Stored data
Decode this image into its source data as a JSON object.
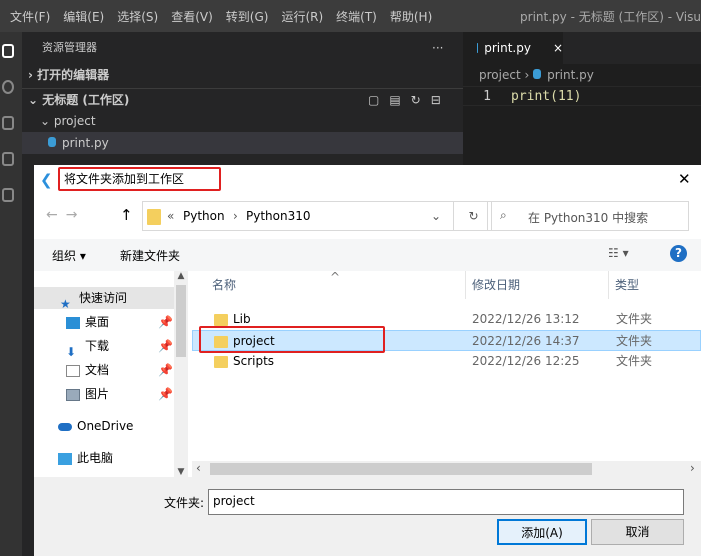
{
  "menubar": {
    "items": [
      "文件(F)",
      "编辑(E)",
      "选择(S)",
      "查看(V)",
      "转到(G)",
      "运行(R)",
      "终端(T)",
      "帮助(H)"
    ],
    "window_title": "print.py - 无标题 (工作区) - Visu"
  },
  "sidebar": {
    "title": "资源管理器",
    "more": "···",
    "open_editors": "打开的编辑器",
    "workspace": "无标题 (工作区)",
    "folder": "project",
    "file": "print.py"
  },
  "editor": {
    "tab": "print.py",
    "close": "×",
    "breadcrumb_folder": "project",
    "breadcrumb_file": "print.py",
    "line_number": "1",
    "code": "print(11)"
  },
  "dialog": {
    "title": "将文件夹添加到工作区",
    "close": "✕",
    "path": [
      "Python",
      "Python310"
    ],
    "path_prefix": "«",
    "search_placeholder": "在 Python310 中搜索",
    "organize": "组织 ▾",
    "new_folder": "新建文件夹",
    "help": "?",
    "nav": [
      {
        "label": "快速访问",
        "icon": "star-icon"
      },
      {
        "label": "桌面",
        "icon": "desktop-icon",
        "pinned": true
      },
      {
        "label": "下载",
        "icon": "download-icon",
        "pinned": true
      },
      {
        "label": "文档",
        "icon": "document-icon",
        "pinned": true
      },
      {
        "label": "图片",
        "icon": "pictures-icon",
        "pinned": true
      },
      {
        "label": "OneDrive",
        "icon": "cloud-icon"
      },
      {
        "label": "此电脑",
        "icon": "computer-icon"
      }
    ],
    "columns": [
      "名称",
      "修改日期",
      "类型"
    ],
    "files": [
      {
        "name": "Lib",
        "date": "2022/12/26 13:12",
        "type": "文件夹"
      },
      {
        "name": "project",
        "date": "2022/12/26 14:37",
        "type": "文件夹",
        "selected": true
      },
      {
        "name": "Scripts",
        "date": "2022/12/26 12:25",
        "type": "文件夹"
      }
    ],
    "folder_label": "文件夹:",
    "folder_value": "project",
    "add_button": "添加(A)",
    "cancel_button": "取消"
  },
  "colors": {
    "highlight": "#e02020",
    "selected_row": "#cce8ff",
    "accent": "#0078d7"
  }
}
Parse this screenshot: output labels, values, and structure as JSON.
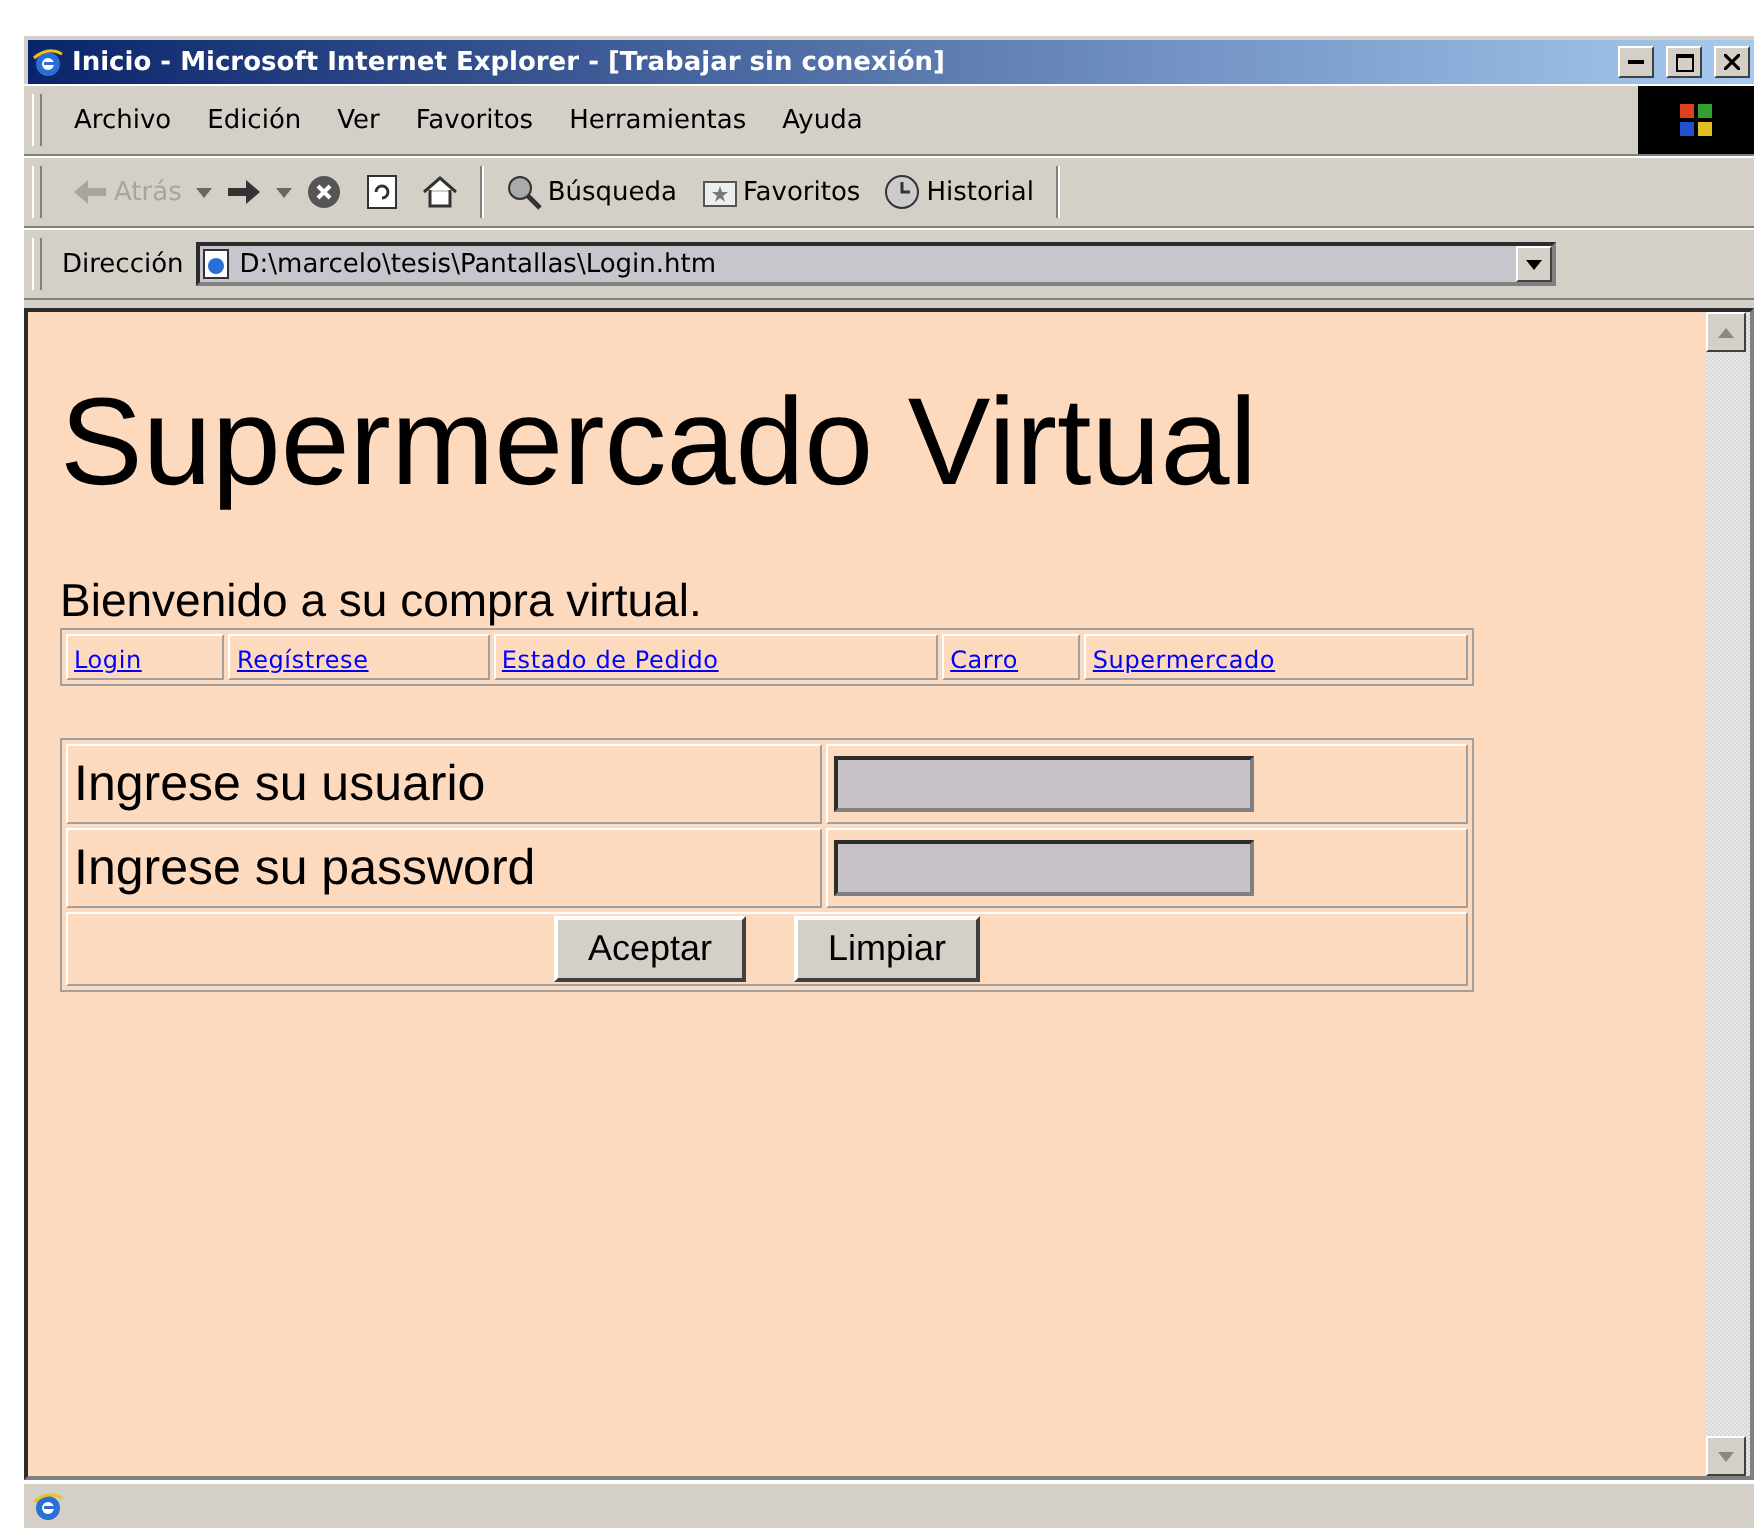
{
  "window": {
    "title": "Inicio - Microsoft Internet Explorer - [Trabajar sin conexión]"
  },
  "menu": [
    "Archivo",
    "Edición",
    "Ver",
    "Favoritos",
    "Herramientas",
    "Ayuda"
  ],
  "toolbar": [
    {
      "kind": "back",
      "label": "Atrás",
      "disabled": true
    },
    {
      "kind": "forward",
      "disabled": false
    },
    {
      "kind": "stop",
      "disabled": false
    },
    {
      "kind": "refresh",
      "disabled": false
    },
    {
      "kind": "home",
      "disabled": false
    },
    {
      "kind": "search",
      "label": "Búsqueda",
      "disabled": false
    },
    {
      "kind": "favorites",
      "label": "Favoritos",
      "disabled": false
    },
    {
      "kind": "history",
      "label": "Historial",
      "disabled": false
    }
  ],
  "address": {
    "label": "Dirección",
    "value": "D:\\marcelo\\tesis\\Pantallas\\Login.htm"
  },
  "page": {
    "heading": "Supermercado Virtual",
    "welcome": "Bienvenido a su compra virtual.",
    "nav_links": [
      "Login",
      "Regístrese",
      "Estado de Pedido",
      "Carro",
      "Supermercado"
    ],
    "form": {
      "fields": [
        {
          "label": "Ingrese su usuario"
        },
        {
          "label": "Ingrese su password"
        }
      ],
      "buttons": [
        "Aceptar",
        "Limpiar"
      ]
    }
  }
}
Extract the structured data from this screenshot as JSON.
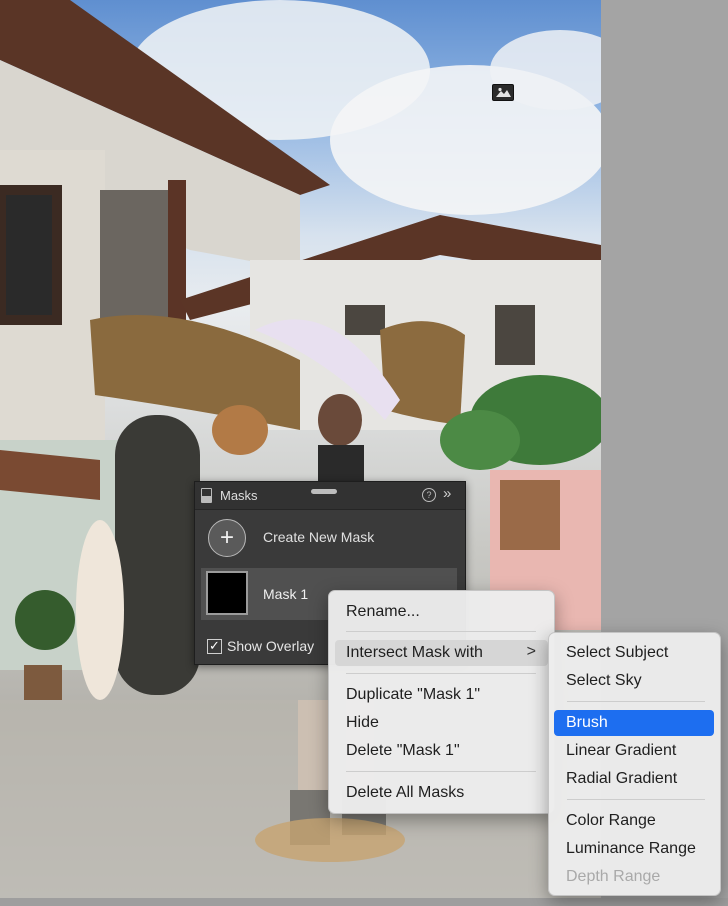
{
  "masks_panel": {
    "title": "Masks",
    "help_icon": "?",
    "collapse_icon": "»",
    "create_icon": "+",
    "create_label": "Create New Mask",
    "mask_name": "Mask 1",
    "overlay_check": "✓",
    "show_overlay_label": "Show Overlay"
  },
  "context_menu": {
    "rename": "Rename...",
    "intersect": "Intersect Mask with",
    "submenu_arrow": ">",
    "duplicate": "Duplicate \"Mask 1\"",
    "hide": "Hide",
    "delete": "Delete \"Mask 1\"",
    "delete_all": "Delete All Masks"
  },
  "submenu": {
    "select_subject": "Select Subject",
    "select_sky": "Select Sky",
    "brush": "Brush",
    "linear_gradient": "Linear Gradient",
    "radial_gradient": "Radial Gradient",
    "color_range": "Color Range",
    "luminance_range": "Luminance Range",
    "depth_range": "Depth Range"
  },
  "colors": {
    "selection_blue": "#1d6ef0",
    "panel_bg": "#3a3a3a",
    "menu_bg": "#ececec"
  }
}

• **Goal of the exercise**: Every record above must be given again exactly; drop the pictures.

• **Exercise result**:
Decode this image into its source data as a JSON object.
{
  "menubar": {
    "items": [
      "文件(F)",
      "编辑(E)",
      "选择(S)",
      "查看(V)",
      "转到(G)",
      "运行(R)",
      "终端(T)",
      "帮助(H)"
    ],
    "window_title": "print.py - 无标题 (工作区) - Visu"
  },
  "sidebar": {
    "title": "资源管理器",
    "more": "···",
    "open_editors": "打开的编辑器",
    "workspace": "无标题 (工作区)",
    "folder": "project",
    "file": "print.py"
  },
  "editor": {
    "tab": "print.py",
    "close": "×",
    "breadcrumb_folder": "project",
    "breadcrumb_file": "print.py",
    "line_number": "1",
    "code": "print(11)"
  },
  "dialog": {
    "title": "将文件夹添加到工作区",
    "close": "✕",
    "path": [
      "Python",
      "Python310"
    ],
    "path_prefix": "«",
    "search_placeholder": "在 Python310 中搜索",
    "organize": "组织 ▾",
    "new_folder": "新建文件夹",
    "help": "?",
    "nav": [
      {
        "label": "快速访问",
        "icon": "star-icon"
      },
      {
        "label": "桌面",
        "icon": "desktop-icon",
        "pinned": true
      },
      {
        "label": "下载",
        "icon": "download-icon",
        "pinned": true
      },
      {
        "label": "文档",
        "icon": "document-icon",
        "pinned": true
      },
      {
        "label": "图片",
        "icon": "pictures-icon",
        "pinned": true
      },
      {
        "label": "OneDrive",
        "icon": "cloud-icon"
      },
      {
        "label": "此电脑",
        "icon": "computer-icon"
      }
    ],
    "columns": [
      "名称",
      "修改日期",
      "类型"
    ],
    "files": [
      {
        "name": "Lib",
        "date": "2022/12/26 13:12",
        "type": "文件夹"
      },
      {
        "name": "project",
        "date": "2022/12/26 14:37",
        "type": "文件夹",
        "selected": true
      },
      {
        "name": "Scripts",
        "date": "2022/12/26 12:25",
        "type": "文件夹"
      }
    ],
    "folder_label": "文件夹:",
    "folder_value": "project",
    "add_button": "添加(A)",
    "cancel_button": "取消"
  },
  "colors": {
    "highlight": "#e02020",
    "selected_row": "#cce8ff",
    "accent": "#0078d7"
  }
}
Parse this screenshot: output labels, values, and structure as JSON.
{
  "window": {
    "title": "Inicio - Microsoft Internet Explorer - [Trabajar sin conexión]"
  },
  "menu": [
    "Archivo",
    "Edición",
    "Ver",
    "Favoritos",
    "Herramientas",
    "Ayuda"
  ],
  "toolbar": [
    {
      "kind": "back",
      "label": "Atrás",
      "disabled": true
    },
    {
      "kind": "forward",
      "disabled": false
    },
    {
      "kind": "stop",
      "disabled": false
    },
    {
      "kind": "refresh",
      "disabled": false
    },
    {
      "kind": "home",
      "disabled": false
    },
    {
      "kind": "search",
      "label": "Búsqueda",
      "disabled": false
    },
    {
      "kind": "favorites",
      "label": "Favoritos",
      "disabled": false
    },
    {
      "kind": "history",
      "label": "Historial",
      "disabled": false
    }
  ],
  "address": {
    "label": "Dirección",
    "value": "D:\\marcelo\\tesis\\Pantallas\\Login.htm"
  },
  "page": {
    "heading": "Supermercado Virtual",
    "welcome": "Bienvenido a su compra virtual.",
    "nav_links": [
      "Login",
      "Regístrese",
      "Estado de Pedido",
      "Carro",
      "Supermercado"
    ],
    "form": {
      "fields": [
        {
          "label": "Ingrese su usuario"
        },
        {
          "label": "Ingrese su password"
        }
      ],
      "buttons": [
        "Aceptar",
        "Limpiar"
      ]
    }
  }
}
Extract the structured data from this screenshot as JSON.
{
  "masks_panel": {
    "title": "Masks",
    "help_icon": "?",
    "collapse_icon": "»",
    "create_icon": "+",
    "create_label": "Create New Mask",
    "mask_name": "Mask 1",
    "overlay_check": "✓",
    "show_overlay_label": "Show Overlay"
  },
  "context_menu": {
    "rename": "Rename...",
    "intersect": "Intersect Mask with",
    "submenu_arrow": ">",
    "duplicate": "Duplicate \"Mask 1\"",
    "hide": "Hide",
    "delete": "Delete \"Mask 1\"",
    "delete_all": "Delete All Masks"
  },
  "submenu": {
    "select_subject": "Select Subject",
    "select_sky": "Select Sky",
    "brush": "Brush",
    "linear_gradient": "Linear Gradient",
    "radial_gradient": "Radial Gradient",
    "color_range": "Color Range",
    "luminance_range": "Luminance Range",
    "depth_range": "Depth Range"
  },
  "colors": {
    "selection_blue": "#1d6ef0",
    "panel_bg": "#3a3a3a",
    "menu_bg": "#ececec"
  }
}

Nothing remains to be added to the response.